DIRECTIVE: Quote word for word the lines from the first one through the line containing "data-point[interactable] — [588, 257, 594, 262]", including both of those lines.

[start]

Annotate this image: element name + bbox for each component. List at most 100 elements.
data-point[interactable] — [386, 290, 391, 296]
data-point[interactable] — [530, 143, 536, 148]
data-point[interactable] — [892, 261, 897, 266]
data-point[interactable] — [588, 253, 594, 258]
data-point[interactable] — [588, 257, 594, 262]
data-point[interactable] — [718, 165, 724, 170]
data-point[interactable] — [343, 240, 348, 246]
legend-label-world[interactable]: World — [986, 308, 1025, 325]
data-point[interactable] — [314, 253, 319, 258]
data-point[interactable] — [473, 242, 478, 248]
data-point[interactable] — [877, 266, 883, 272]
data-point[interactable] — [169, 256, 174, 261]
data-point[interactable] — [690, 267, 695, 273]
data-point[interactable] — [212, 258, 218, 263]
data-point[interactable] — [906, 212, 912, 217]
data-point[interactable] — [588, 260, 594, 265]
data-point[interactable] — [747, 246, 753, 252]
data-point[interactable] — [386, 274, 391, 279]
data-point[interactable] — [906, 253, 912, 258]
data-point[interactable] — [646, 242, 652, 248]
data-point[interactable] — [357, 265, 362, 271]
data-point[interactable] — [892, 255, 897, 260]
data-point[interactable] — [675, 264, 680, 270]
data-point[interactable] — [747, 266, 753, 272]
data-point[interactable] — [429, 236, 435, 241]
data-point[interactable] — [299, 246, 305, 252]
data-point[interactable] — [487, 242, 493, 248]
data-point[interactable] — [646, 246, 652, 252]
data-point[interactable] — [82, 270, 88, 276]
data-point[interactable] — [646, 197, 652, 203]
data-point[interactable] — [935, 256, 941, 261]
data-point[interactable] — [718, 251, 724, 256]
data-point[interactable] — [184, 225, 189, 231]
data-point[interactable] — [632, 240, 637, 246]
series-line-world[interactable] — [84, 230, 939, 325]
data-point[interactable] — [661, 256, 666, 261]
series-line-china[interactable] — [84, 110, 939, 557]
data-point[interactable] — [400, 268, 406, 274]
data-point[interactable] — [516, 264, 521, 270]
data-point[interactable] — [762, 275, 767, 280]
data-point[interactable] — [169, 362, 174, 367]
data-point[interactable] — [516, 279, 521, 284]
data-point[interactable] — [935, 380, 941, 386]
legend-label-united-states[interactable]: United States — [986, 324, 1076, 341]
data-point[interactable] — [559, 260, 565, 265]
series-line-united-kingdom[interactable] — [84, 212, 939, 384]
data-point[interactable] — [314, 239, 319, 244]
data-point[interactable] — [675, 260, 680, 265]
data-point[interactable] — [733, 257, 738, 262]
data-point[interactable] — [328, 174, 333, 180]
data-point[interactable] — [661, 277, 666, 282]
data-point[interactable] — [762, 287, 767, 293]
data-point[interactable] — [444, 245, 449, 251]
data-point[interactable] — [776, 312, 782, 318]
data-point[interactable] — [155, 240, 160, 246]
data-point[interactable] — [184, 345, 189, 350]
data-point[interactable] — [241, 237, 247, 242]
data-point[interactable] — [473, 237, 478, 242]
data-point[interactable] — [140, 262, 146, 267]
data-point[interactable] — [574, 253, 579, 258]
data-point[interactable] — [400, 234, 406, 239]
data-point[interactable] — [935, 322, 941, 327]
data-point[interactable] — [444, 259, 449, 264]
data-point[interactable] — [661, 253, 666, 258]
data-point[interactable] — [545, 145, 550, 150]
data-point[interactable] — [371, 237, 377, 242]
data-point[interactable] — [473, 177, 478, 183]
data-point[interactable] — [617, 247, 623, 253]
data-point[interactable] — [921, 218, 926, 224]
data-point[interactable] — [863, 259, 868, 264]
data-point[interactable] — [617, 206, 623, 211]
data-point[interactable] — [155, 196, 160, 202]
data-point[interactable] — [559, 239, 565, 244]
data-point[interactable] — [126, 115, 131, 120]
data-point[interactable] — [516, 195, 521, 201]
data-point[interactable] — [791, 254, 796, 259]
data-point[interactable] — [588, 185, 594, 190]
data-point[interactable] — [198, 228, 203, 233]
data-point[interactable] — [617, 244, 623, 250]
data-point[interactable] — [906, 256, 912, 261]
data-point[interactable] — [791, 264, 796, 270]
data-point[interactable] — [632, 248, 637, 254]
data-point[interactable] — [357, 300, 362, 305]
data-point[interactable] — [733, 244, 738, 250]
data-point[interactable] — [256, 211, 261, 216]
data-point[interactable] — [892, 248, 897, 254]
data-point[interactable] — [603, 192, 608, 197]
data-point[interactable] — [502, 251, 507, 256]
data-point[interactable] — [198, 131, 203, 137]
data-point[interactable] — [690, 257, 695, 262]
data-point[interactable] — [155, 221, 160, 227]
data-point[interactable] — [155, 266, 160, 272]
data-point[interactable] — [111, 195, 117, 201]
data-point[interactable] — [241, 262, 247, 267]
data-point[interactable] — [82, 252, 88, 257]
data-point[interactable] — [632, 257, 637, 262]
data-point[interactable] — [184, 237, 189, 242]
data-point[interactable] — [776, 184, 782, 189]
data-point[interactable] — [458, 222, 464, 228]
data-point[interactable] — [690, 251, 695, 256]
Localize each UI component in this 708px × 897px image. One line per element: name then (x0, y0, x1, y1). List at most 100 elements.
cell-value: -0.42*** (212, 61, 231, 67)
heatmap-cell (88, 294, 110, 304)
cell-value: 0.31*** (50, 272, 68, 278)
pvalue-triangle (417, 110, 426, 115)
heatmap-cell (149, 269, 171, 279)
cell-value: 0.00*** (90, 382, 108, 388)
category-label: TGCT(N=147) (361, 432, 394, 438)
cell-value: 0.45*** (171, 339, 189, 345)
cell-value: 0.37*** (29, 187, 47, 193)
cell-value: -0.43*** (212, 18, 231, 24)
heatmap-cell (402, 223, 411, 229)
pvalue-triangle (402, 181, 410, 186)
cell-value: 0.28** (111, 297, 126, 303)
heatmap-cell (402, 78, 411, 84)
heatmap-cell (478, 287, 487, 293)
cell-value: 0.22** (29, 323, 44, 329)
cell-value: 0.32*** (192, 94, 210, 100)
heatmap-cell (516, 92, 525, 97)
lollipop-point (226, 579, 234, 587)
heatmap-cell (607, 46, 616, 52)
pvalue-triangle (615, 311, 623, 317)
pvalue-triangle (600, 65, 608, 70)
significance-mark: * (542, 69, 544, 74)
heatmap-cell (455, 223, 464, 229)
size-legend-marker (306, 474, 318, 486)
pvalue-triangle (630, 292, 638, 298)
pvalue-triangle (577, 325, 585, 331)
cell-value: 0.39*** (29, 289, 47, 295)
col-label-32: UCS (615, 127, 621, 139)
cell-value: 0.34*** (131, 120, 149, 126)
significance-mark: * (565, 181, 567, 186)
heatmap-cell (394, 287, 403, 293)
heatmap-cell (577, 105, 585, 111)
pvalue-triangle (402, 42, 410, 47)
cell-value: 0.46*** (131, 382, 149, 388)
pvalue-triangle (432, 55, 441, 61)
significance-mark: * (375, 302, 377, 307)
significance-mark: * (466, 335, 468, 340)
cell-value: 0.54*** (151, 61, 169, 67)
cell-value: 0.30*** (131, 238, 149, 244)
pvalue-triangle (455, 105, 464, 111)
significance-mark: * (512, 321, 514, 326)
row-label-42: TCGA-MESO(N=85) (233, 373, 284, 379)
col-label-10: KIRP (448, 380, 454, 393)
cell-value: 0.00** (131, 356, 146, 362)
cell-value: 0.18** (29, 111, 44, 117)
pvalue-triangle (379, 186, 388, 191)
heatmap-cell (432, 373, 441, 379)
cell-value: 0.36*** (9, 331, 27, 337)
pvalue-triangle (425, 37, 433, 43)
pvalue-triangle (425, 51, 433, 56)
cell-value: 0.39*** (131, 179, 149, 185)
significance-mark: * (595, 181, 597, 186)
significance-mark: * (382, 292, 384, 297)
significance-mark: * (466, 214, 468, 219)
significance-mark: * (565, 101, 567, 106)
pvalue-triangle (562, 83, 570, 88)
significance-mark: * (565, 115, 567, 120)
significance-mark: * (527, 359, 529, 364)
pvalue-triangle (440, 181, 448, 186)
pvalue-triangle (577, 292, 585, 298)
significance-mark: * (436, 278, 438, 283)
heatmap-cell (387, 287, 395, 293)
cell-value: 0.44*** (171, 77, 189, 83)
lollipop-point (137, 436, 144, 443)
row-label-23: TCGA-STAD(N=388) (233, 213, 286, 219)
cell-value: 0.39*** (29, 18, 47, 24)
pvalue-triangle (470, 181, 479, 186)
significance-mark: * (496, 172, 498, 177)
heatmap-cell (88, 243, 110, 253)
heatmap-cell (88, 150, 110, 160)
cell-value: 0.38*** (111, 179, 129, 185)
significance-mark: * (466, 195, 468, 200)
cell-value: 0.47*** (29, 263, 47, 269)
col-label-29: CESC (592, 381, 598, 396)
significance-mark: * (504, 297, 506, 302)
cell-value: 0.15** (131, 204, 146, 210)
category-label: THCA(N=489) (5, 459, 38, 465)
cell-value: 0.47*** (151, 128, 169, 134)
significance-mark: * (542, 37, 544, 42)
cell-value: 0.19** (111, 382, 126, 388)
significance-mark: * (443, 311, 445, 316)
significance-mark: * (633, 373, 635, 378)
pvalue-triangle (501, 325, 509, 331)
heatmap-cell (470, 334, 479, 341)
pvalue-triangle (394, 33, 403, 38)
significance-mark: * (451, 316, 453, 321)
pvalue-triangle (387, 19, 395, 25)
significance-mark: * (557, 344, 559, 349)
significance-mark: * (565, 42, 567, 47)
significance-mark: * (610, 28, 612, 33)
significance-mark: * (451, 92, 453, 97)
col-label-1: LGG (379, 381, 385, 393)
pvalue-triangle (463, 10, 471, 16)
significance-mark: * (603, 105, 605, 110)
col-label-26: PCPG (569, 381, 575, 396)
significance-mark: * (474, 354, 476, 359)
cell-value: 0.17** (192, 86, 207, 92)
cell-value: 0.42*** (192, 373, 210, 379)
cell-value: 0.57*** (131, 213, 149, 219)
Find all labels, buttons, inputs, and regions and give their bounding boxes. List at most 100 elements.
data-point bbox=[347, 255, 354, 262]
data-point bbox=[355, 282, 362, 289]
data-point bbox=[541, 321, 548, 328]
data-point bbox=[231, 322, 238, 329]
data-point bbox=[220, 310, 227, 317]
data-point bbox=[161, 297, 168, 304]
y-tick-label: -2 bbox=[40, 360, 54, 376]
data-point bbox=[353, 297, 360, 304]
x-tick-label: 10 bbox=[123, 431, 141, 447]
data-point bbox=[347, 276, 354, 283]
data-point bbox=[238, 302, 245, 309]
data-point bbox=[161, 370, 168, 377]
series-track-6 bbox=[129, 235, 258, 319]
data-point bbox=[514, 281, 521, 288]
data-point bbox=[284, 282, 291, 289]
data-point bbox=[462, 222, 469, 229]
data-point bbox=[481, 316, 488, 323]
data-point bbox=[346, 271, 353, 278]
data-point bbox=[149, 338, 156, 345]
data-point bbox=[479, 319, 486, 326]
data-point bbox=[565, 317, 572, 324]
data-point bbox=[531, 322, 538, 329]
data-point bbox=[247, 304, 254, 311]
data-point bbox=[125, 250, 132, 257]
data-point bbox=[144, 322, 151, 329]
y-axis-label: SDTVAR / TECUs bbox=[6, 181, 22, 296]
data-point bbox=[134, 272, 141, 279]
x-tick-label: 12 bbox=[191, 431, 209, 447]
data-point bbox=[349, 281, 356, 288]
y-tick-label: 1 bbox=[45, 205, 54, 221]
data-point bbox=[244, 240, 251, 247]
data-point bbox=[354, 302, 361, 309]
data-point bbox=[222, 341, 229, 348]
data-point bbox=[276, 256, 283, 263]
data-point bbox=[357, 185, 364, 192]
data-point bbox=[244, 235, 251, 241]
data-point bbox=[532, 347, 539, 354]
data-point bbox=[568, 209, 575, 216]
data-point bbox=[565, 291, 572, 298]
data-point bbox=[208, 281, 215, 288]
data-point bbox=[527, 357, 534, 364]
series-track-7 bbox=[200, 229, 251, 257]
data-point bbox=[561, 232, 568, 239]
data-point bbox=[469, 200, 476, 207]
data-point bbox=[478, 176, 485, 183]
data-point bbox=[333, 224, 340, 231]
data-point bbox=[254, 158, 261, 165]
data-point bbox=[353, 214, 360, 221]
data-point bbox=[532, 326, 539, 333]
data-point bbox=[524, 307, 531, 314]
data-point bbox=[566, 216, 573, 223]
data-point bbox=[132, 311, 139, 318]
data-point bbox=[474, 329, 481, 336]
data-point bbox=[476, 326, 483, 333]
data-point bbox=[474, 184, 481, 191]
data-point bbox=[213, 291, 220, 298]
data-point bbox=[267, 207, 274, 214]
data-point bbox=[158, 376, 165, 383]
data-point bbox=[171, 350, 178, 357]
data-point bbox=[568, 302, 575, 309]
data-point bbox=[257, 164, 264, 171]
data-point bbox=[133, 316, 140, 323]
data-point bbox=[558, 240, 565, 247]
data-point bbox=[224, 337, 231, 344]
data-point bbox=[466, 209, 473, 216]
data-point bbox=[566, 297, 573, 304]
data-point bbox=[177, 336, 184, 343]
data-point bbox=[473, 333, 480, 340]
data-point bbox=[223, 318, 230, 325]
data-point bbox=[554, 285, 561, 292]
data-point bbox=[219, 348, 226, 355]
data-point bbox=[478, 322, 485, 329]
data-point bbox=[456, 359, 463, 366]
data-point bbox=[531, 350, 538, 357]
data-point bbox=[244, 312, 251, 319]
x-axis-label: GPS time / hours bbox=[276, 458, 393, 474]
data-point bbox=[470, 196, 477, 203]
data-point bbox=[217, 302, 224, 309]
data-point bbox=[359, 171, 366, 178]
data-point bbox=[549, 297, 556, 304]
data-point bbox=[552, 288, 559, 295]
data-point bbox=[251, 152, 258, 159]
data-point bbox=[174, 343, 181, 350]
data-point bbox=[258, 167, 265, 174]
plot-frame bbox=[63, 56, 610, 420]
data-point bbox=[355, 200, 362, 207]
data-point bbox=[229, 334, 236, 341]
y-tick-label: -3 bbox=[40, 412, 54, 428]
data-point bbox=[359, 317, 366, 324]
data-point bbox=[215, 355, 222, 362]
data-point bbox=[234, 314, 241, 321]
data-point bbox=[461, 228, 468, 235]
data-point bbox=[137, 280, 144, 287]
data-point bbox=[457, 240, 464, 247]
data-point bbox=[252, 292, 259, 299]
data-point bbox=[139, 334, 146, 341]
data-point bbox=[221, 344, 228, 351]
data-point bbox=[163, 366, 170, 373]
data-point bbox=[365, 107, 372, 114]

[end]

EXERCISE ANSWER:
Annotate this image: element name + bbox for each component. List at most 100 elements.
data-point[interactable] — [386, 290, 391, 296]
data-point[interactable] — [530, 143, 536, 148]
data-point[interactable] — [892, 261, 897, 266]
data-point[interactable] — [588, 253, 594, 258]
data-point[interactable] — [588, 257, 594, 262]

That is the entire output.